▶ What is expected: Extract every line of the records below and reproduce each one without change, omitting the pictures.

--- BEGIN ---

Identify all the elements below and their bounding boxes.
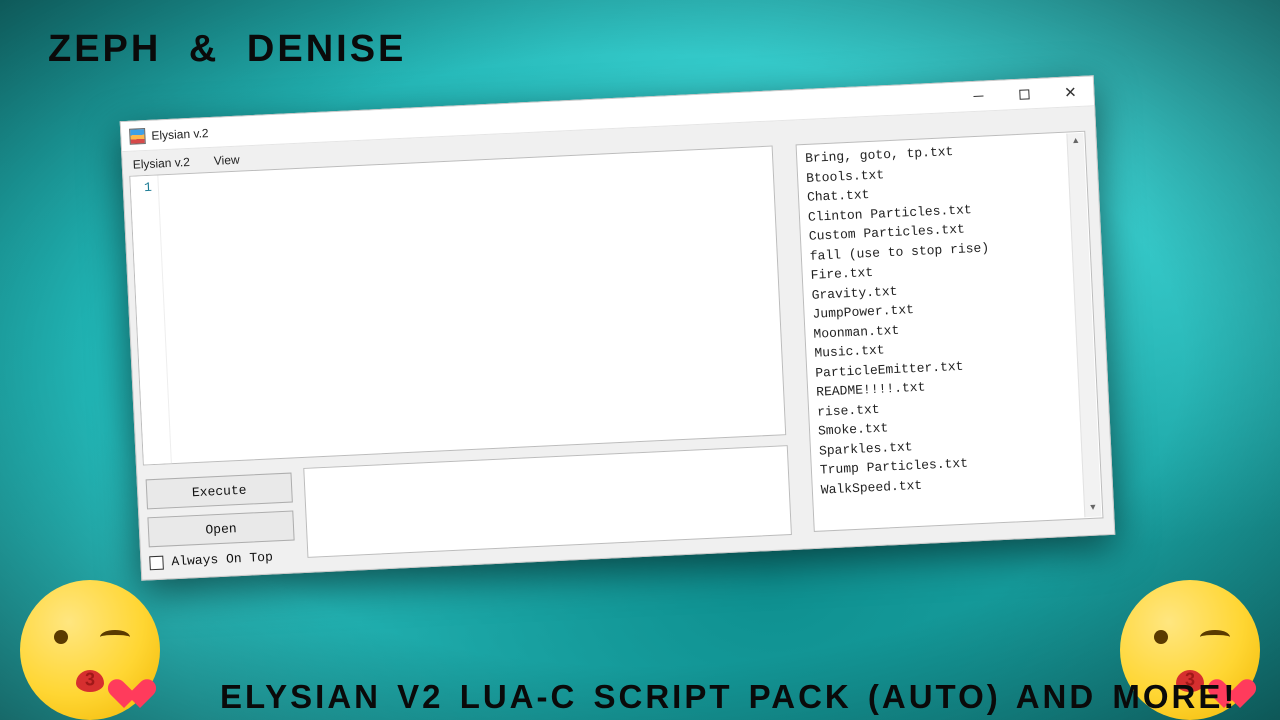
scroll-down-icon[interactable]: ▼ — [1085, 499, 1102, 517]
checkbox-icon[interactable] — [149, 555, 164, 570]
kiss-emoji-left — [20, 580, 160, 720]
execute-button[interactable]: Execute — [146, 473, 293, 510]
script-list[interactable]: Bring, goto, tp.txtBtools.txtChat.txtCli… — [796, 131, 1104, 532]
app-icon — [129, 128, 146, 145]
maximize-button[interactable] — [1001, 78, 1048, 110]
always-on-top-label: Always On Top — [171, 549, 273, 569]
editor-content[interactable] — [158, 147, 785, 464]
menu-view[interactable]: View — [209, 150, 244, 170]
scroll-up-icon[interactable]: ▲ — [1067, 133, 1084, 151]
output-panel[interactable] — [303, 445, 792, 558]
always-on-top-checkbox[interactable]: Always On Top — [149, 549, 273, 570]
close-button[interactable]: ✕ — [1047, 76, 1094, 108]
app-window: Elysian v.2 ✕ Elysian v.2 View 1 Bring, … — [120, 75, 1116, 580]
overlay-title-top: ZEPH & DENISE — [48, 28, 406, 71]
code-editor[interactable]: 1 — [129, 145, 786, 465]
open-button[interactable]: Open — [147, 510, 294, 547]
overlay-title-bottom: ELYSIAN V2 LUA-C SCRIPT PACK (AUTO) AND … — [220, 678, 1237, 716]
window-title: Elysian v.2 — [151, 126, 209, 143]
minimize-button[interactable] — [955, 80, 1002, 112]
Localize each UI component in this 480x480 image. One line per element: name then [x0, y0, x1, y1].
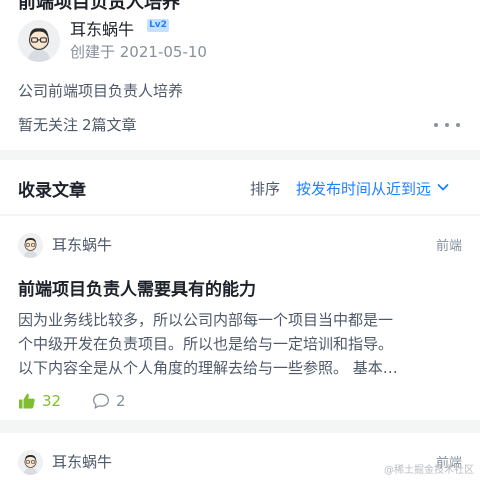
collection-info-card: 前端项目负责人培养 耳东蜗牛 Lv2 创建于 2021-05-10 公司前端项目…: [0, 0, 480, 150]
created-date: 创建于 2021-05-10: [70, 43, 207, 61]
author-name[interactable]: 耳东蜗牛: [70, 16, 134, 40]
abstract-line: 以下内容全是从个人角度的理解去给与一些参照。 基本…: [18, 359, 398, 377]
sort-label: 排序: [250, 180, 281, 198]
author-avatar[interactable]: [18, 20, 60, 62]
abstract-line: 个中级开发在负责项目。所以也是给与一定培训和指导。: [18, 335, 394, 353]
sort-dropdown[interactable]: 按发布时间从近到远: [296, 178, 449, 199]
avatar-illustration: [18, 20, 60, 62]
comment-count: 2: [116, 392, 126, 410]
article-title[interactable]: 前端项目负责人需要具有的能力: [18, 275, 256, 300]
abstract-line: 因为业务线比较多，所以公司内部每一个项目当中都是一: [18, 311, 394, 329]
article-abstract: 因为业务线比较多，所以公司内部每一个项目当中都是一 个中级开发在负责项目。所以也…: [18, 308, 463, 380]
thumbs-up-icon: [19, 393, 35, 409]
collection-description: 公司前端项目负责人培养: [18, 82, 184, 100]
collection-stats: 暂无关注 2篇文章: [18, 114, 137, 135]
article-author-name[interactable]: 耳东蜗牛: [52, 234, 112, 255]
more-dot: [456, 123, 460, 127]
article-card[interactable]: 耳东蜗牛 前端 前端项目负责人需要具有的能力 因为业务线比较多，所以公司内部每一…: [0, 216, 480, 420]
avatar-illustration: [18, 233, 43, 258]
like-count: 32: [42, 392, 62, 410]
section-title: 收录文章: [18, 181, 86, 201]
chevron-down-icon: [437, 184, 449, 191]
more-horizontal-icon: [434, 123, 438, 127]
article-list-header: 收录文章 排序 按发布时间从近到远: [0, 160, 480, 214]
watermark: @稀土掘金技术社区: [384, 465, 474, 476]
article-author-avatar[interactable]: [18, 450, 43, 475]
more-dot: [445, 123, 449, 127]
more-options-button[interactable]: [434, 114, 460, 134]
avatar-illustration: [18, 450, 43, 475]
comment-icon: [93, 393, 109, 409]
collection-title: 前端项目负责人培养: [18, 0, 180, 13]
level-badge: Lv2: [147, 19, 169, 32]
article-count: 2篇文章: [82, 116, 137, 134]
article-tag[interactable]: 前端: [436, 235, 462, 254]
article-author-name[interactable]: 耳东蜗牛: [52, 451, 112, 472]
sort-value: 按发布时间从近到远: [296, 180, 432, 198]
article-author-avatar[interactable]: [18, 233, 43, 258]
follow-status: 暂无关注: [18, 116, 79, 134]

--- END ---

▶ Complete answer:
Identify all the elements below and their bounding boxes.
scroll-down-icon[interactable]: ▼ — [1085, 499, 1102, 517]
checkbox-icon[interactable] — [149, 555, 164, 570]
kiss-emoji-left — [20, 580, 160, 720]
execute-button[interactable]: Execute — [146, 473, 293, 510]
script-list[interactable]: Bring, goto, tp.txtBtools.txtChat.txtCli… — [796, 131, 1104, 532]
app-icon — [129, 128, 146, 145]
maximize-button[interactable] — [1001, 78, 1048, 110]
always-on-top-label: Always On Top — [171, 549, 273, 569]
editor-content[interactable] — [158, 147, 785, 464]
menu-view[interactable]: View — [209, 150, 244, 170]
scroll-up-icon[interactable]: ▲ — [1067, 133, 1084, 151]
output-panel[interactable] — [303, 445, 792, 558]
always-on-top-checkbox[interactable]: Always On Top — [149, 549, 273, 570]
close-button[interactable]: ✕ — [1047, 76, 1094, 108]
app-window: Elysian v.2 ✕ Elysian v.2 View 1 Bring, … — [120, 75, 1116, 580]
overlay-title-top: ZEPH & DENISE — [48, 28, 406, 71]
code-editor[interactable]: 1 — [129, 145, 786, 465]
open-button[interactable]: Open — [147, 510, 294, 547]
overlay-title-bottom: ELYSIAN V2 LUA-C SCRIPT PACK (AUTO) AND … — [220, 678, 1237, 716]
window-title: Elysian v.2 — [151, 126, 209, 143]
minimize-button[interactable] — [955, 80, 1002, 112]
Localize each UI component in this 480x480 image. One line per element: name then [x0, y0, x1, y1].
collection-info-card: 前端项目负责人培养 耳东蜗牛 Lv2 创建于 2021-05-10 公司前端项目…: [0, 0, 480, 150]
created-date: 创建于 2021-05-10: [70, 43, 207, 61]
author-name[interactable]: 耳东蜗牛: [70, 16, 134, 40]
abstract-line: 以下内容全是从个人角度的理解去给与一些参照。 基本…: [18, 359, 398, 377]
sort-label: 排序: [250, 180, 281, 198]
author-avatar[interactable]: [18, 20, 60, 62]
abstract-line: 个中级开发在负责项目。所以也是给与一定培训和指导。: [18, 335, 394, 353]
sort-dropdown[interactable]: 按发布时间从近到远: [296, 178, 449, 199]
avatar-illustration: [18, 20, 60, 62]
comment-count: 2: [116, 392, 126, 410]
article-title[interactable]: 前端项目负责人需要具有的能力: [18, 275, 256, 300]
abstract-line: 因为业务线比较多，所以公司内部每一个项目当中都是一: [18, 311, 394, 329]
article-abstract: 因为业务线比较多，所以公司内部每一个项目当中都是一 个中级开发在负责项目。所以也…: [18, 308, 463, 380]
thumbs-up-icon: [19, 393, 35, 409]
collection-description: 公司前端项目负责人培养: [18, 82, 184, 100]
collection-stats: 暂无关注 2篇文章: [18, 114, 137, 135]
article-author-name[interactable]: 耳东蜗牛: [52, 234, 112, 255]
more-dot: [456, 123, 460, 127]
article-card[interactable]: 耳东蜗牛 前端 前端项目负责人需要具有的能力 因为业务线比较多，所以公司内部每一…: [0, 216, 480, 420]
avatar-illustration: [18, 233, 43, 258]
like-count: 32: [42, 392, 62, 410]
section-title: 收录文章: [18, 181, 86, 201]
chevron-down-icon: [437, 184, 449, 191]
more-horizontal-icon: [434, 123, 438, 127]
article-list-header: 收录文章 排序 按发布时间从近到远: [0, 160, 480, 214]
watermark: @稀土掘金技术社区: [384, 465, 474, 476]
article-author-avatar[interactable]: [18, 450, 43, 475]
more-dot: [445, 123, 449, 127]
more-options-button[interactable]: [434, 114, 460, 134]
avatar-illustration: [18, 450, 43, 475]
comment-icon: [93, 393, 109, 409]
collection-title: 前端项目负责人培养: [18, 0, 180, 13]
level-badge: Lv2: [147, 19, 169, 32]
article-count: 2篇文章: [82, 116, 137, 134]
article-tag[interactable]: 前端: [436, 235, 462, 254]
article-author-name[interactable]: 耳东蜗牛: [52, 451, 112, 472]
sort-value: 按发布时间从近到远: [296, 180, 432, 198]
article-author-avatar[interactable]: [18, 233, 43, 258]
follow-status: 暂无关注: [18, 116, 79, 134]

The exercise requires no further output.